***** Supplied material *****

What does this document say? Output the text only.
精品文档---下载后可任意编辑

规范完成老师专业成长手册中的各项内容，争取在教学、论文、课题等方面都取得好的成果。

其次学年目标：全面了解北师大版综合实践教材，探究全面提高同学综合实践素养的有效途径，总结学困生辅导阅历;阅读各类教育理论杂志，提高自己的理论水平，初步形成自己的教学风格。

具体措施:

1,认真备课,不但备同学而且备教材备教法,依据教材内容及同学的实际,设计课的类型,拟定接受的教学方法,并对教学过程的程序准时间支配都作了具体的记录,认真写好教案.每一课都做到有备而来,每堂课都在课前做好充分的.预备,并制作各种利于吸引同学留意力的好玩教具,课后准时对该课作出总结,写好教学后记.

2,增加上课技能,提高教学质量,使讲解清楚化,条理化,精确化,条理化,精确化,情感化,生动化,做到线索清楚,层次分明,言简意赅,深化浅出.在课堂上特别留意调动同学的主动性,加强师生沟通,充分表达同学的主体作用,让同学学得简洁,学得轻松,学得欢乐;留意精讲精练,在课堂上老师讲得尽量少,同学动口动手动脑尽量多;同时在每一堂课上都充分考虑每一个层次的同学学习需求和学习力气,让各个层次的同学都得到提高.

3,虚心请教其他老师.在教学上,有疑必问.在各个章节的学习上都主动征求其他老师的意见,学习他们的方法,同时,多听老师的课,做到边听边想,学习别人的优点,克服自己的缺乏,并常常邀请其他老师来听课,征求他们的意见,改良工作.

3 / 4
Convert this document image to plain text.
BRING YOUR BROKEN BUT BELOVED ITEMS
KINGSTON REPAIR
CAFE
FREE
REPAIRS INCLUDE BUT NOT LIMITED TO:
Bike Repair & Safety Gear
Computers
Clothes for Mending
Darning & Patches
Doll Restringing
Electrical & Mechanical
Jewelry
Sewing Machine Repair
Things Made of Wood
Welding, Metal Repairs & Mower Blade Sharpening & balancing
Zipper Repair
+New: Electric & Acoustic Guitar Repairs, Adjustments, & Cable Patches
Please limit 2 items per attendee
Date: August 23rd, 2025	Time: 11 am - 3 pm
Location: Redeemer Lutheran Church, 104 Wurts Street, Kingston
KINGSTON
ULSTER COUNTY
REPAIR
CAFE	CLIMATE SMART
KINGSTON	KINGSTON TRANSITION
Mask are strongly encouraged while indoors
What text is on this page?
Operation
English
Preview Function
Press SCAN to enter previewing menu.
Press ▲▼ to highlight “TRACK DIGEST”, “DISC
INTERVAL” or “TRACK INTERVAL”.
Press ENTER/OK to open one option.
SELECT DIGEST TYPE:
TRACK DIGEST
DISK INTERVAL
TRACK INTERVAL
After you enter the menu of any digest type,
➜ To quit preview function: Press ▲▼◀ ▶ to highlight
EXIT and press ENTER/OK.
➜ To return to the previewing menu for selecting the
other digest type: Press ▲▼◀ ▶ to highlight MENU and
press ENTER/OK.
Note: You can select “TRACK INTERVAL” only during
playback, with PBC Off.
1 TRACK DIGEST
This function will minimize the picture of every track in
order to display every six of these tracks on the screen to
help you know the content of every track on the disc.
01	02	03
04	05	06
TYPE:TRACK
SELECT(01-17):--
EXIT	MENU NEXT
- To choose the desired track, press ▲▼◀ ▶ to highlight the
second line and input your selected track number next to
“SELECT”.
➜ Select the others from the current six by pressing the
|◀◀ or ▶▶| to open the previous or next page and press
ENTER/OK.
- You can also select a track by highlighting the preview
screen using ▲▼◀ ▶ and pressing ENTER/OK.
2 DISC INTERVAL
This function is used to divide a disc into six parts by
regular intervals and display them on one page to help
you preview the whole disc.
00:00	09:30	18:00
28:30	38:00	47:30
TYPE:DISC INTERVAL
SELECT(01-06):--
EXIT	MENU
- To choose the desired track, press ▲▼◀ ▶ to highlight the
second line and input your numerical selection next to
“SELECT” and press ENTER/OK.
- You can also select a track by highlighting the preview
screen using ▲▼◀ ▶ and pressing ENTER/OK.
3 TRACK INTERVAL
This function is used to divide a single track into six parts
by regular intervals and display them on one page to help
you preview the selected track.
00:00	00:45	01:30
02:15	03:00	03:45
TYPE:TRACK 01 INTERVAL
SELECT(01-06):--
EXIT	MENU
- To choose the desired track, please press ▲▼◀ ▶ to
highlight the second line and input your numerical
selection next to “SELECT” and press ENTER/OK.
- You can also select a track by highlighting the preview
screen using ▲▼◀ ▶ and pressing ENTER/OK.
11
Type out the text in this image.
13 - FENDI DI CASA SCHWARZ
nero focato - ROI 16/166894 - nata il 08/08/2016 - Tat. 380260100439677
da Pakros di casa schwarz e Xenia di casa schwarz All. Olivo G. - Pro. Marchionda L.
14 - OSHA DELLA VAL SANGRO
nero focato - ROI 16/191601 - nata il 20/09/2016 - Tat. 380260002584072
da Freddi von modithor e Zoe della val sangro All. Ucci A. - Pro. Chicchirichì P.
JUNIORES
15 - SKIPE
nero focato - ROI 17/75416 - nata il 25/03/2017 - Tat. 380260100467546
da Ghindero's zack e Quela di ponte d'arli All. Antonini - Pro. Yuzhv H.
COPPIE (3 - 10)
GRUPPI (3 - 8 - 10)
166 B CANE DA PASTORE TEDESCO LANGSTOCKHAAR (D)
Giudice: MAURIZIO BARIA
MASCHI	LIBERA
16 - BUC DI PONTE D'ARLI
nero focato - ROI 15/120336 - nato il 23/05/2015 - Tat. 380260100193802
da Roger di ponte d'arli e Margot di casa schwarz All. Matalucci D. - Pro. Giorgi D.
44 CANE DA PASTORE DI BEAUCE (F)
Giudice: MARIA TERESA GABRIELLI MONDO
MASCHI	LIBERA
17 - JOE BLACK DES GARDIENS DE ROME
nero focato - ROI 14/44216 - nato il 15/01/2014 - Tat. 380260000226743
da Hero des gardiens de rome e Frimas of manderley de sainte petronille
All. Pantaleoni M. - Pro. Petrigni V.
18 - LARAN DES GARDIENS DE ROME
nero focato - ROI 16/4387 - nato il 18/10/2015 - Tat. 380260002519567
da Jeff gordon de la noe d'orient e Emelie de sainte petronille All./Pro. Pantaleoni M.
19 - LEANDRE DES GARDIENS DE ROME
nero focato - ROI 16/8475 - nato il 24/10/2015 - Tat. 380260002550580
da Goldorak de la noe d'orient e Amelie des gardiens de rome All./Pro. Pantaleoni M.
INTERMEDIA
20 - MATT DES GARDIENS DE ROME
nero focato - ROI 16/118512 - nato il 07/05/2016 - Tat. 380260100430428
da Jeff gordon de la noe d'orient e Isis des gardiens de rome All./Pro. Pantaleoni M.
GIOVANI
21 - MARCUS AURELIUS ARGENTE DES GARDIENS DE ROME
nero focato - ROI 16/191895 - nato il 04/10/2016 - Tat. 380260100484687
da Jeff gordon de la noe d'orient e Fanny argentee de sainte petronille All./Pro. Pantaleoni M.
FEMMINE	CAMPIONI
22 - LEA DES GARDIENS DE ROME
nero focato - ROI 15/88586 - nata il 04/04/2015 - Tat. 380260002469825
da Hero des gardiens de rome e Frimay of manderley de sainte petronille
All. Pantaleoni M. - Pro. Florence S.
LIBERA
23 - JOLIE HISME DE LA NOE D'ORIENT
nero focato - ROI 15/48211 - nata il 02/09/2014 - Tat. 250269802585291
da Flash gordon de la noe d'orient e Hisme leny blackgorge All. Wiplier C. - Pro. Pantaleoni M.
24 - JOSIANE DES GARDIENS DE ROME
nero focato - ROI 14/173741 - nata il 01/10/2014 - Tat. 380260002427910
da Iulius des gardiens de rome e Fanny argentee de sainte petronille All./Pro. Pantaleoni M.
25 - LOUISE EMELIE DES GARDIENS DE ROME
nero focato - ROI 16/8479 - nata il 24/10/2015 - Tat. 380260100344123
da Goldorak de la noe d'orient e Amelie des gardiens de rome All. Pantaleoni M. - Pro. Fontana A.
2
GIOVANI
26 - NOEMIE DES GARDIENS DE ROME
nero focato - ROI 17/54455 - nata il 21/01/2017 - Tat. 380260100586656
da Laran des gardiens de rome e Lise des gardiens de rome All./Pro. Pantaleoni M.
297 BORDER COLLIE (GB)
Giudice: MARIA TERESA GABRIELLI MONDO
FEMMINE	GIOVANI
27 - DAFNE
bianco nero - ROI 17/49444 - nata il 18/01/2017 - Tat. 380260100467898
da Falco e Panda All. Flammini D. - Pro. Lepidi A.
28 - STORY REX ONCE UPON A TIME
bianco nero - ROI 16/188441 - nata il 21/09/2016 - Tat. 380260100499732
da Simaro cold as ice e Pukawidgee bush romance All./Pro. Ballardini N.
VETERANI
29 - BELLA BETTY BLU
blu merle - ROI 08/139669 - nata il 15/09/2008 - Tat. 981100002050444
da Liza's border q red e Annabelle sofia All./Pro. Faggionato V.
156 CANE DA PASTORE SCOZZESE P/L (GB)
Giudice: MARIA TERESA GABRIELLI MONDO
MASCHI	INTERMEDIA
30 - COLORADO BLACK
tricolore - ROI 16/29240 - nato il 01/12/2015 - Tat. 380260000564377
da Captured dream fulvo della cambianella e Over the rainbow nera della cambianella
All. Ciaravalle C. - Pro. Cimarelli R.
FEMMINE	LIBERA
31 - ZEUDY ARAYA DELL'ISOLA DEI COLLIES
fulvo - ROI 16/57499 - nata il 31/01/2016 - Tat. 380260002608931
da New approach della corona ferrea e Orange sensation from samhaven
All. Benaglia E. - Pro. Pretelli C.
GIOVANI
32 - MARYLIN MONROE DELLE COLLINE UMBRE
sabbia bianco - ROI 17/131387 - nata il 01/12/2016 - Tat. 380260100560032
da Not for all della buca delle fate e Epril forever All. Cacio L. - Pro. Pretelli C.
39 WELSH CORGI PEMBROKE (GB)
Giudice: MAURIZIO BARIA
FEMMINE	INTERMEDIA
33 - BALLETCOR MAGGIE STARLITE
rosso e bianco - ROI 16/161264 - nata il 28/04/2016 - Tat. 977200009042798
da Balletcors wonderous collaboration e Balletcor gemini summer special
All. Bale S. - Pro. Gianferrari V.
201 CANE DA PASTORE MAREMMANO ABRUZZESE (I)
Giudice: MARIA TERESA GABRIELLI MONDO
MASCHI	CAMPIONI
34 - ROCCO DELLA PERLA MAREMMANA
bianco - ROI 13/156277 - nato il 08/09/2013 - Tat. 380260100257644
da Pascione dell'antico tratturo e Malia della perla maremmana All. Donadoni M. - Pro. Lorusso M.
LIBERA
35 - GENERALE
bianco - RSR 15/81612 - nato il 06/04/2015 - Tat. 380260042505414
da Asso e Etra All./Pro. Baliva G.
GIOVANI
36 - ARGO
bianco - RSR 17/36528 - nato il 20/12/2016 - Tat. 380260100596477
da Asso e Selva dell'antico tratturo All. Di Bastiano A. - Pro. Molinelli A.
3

*****

(Given problem):
From the listing above, pick out every line containing "INTERMEDIA".

(Solution):
INTERMEDIA
MASCHI	INTERMEDIA
FEMMINE	INTERMEDIA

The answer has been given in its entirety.